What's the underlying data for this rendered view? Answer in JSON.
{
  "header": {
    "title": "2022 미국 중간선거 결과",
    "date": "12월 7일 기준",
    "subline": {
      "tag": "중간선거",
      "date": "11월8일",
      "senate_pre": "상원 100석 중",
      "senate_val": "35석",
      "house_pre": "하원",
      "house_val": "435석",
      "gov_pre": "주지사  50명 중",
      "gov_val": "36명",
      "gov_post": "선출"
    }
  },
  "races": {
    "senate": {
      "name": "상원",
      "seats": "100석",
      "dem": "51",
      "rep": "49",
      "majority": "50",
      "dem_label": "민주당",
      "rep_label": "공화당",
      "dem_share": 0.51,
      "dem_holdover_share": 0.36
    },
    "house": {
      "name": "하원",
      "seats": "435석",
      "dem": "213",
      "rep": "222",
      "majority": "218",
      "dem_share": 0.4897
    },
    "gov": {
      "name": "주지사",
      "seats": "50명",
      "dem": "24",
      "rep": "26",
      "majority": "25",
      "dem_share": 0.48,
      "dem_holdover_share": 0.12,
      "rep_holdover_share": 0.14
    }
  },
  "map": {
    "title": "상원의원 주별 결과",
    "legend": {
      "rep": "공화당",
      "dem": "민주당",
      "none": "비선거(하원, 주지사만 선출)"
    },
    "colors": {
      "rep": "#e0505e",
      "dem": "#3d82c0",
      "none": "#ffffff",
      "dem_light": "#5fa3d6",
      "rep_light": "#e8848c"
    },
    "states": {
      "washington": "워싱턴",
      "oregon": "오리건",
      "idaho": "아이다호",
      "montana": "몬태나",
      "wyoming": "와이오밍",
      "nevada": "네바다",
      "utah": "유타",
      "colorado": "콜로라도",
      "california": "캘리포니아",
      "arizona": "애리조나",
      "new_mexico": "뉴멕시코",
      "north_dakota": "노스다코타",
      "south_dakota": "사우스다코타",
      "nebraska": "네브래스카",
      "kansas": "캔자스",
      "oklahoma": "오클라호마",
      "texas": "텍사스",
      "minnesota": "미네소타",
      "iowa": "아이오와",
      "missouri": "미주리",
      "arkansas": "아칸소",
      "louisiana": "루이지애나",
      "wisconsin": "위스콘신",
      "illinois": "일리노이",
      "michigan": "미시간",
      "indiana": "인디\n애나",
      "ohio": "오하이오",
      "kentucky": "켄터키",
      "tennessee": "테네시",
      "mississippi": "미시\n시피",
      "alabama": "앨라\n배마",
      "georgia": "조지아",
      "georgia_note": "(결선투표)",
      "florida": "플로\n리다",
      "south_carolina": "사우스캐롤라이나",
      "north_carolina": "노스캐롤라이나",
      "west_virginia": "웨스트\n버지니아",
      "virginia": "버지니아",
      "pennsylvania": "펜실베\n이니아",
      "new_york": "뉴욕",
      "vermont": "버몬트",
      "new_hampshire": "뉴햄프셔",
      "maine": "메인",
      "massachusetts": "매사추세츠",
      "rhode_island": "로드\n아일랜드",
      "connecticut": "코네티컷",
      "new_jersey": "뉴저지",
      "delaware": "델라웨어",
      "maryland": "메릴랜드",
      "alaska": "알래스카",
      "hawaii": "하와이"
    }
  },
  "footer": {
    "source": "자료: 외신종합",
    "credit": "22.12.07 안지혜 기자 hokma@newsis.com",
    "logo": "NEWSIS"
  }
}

- **THE PROBLEM**
Reproduce the full set of records precisely.

- **COMPLETE ANSWER**
What's the underlying data for this rendered view? Answer in JSON.
{
  "header": {
    "title": "2022 미국 중간선거 결과",
    "date": "12월 7일 기준",
    "subline": {
      "tag": "중간선거",
      "date": "11월8일",
      "senate_pre": "상원 100석 중",
      "senate_val": "35석",
      "house_pre": "하원",
      "house_val": "435석",
      "gov_pre": "주지사  50명 중",
      "gov_val": "36명",
      "gov_post": "선출"
    }
  },
  "races": {
    "senate": {
      "name": "상원",
      "seats": "100석",
      "dem": "51",
      "rep": "49",
      "majority": "50",
      "dem_label": "민주당",
      "rep_label": "공화당",
      "dem_share": 0.51,
      "dem_holdover_share": 0.36
    },
    "house": {
      "name": "하원",
      "seats": "435석",
      "dem": "213",
      "rep": "222",
      "majority": "218",
      "dem_share": 0.4897
    },
    "gov": {
      "name": "주지사",
      "seats": "50명",
      "dem": "24",
      "rep": "26",
      "majority": "25",
      "dem_share": 0.48,
      "dem_holdover_share": 0.12,
      "rep_holdover_share": 0.14
    }
  },
  "map": {
    "title": "상원의원 주별 결과",
    "legend": {
      "rep": "공화당",
      "dem": "민주당",
      "none": "비선거(하원, 주지사만 선출)"
    },
    "colors": {
      "rep": "#e0505e",
      "dem": "#3d82c0",
      "none": "#ffffff",
      "dem_light": "#5fa3d6",
      "rep_light": "#e8848c"
    },
    "states": {
      "washington": "워싱턴",
      "oregon": "오리건",
      "idaho": "아이다호",
      "montana": "몬태나",
      "wyoming": "와이오밍",
      "nevada": "네바다",
      "utah": "유타",
      "colorado": "콜로라도",
      "california": "캘리포니아",
      "arizona": "애리조나",
      "new_mexico": "뉴멕시코",
      "north_dakota": "노스다코타",
      "south_dakota": "사우스다코타",
      "nebraska": "네브래스카",
      "kansas": "캔자스",
      "oklahoma": "오클라호마",
      "texas": "텍사스",
      "minnesota": "미네소타",
      "iowa": "아이오와",
      "missouri": "미주리",
      "arkansas": "아칸소",
      "louisiana": "루이지애나",
      "wisconsin": "위스콘신",
      "illinois": "일리노이",
      "michigan": "미시간",
      "indiana": "인디\n애나",
      "ohio": "오하이오",
      "kentucky": "켄터키",
      "tennessee": "테네시",
      "mississippi": "미시\n시피",
      "alabama": "앨라\n배마",
      "georgia": "조지아",
      "georgia_note": "(결선투표)",
      "florida": "플로\n리다",
      "south_carolina": "사우스캐롤라이나",
      "north_carolina": "노스캐롤라이나",
      "west_virginia": "웨스트\n버지니아",
      "virginia": "버지니아",
      "pennsylvania": "펜실베\n이니아",
      "new_york": "뉴욕",
      "vermont": "버몬트",
      "new_hampshire": "뉴햄프셔",
      "maine": "메인",
      "massachusetts": "매사추세츠",
      "rhode_island": "로드\n아일랜드",
      "connecticut": "코네티컷",
      "new_jersey": "뉴저지",
      "delaware": "델라웨어",
      "maryland": "메릴랜드",
      "alaska": "알래스카",
      "hawaii": "하와이"
    }
  },
  "footer": {
    "source": "자료: 외신종합",
    "credit": "22.12.07 안지혜 기자 hokma@newsis.com",
    "logo": "NEWSIS"
  }
}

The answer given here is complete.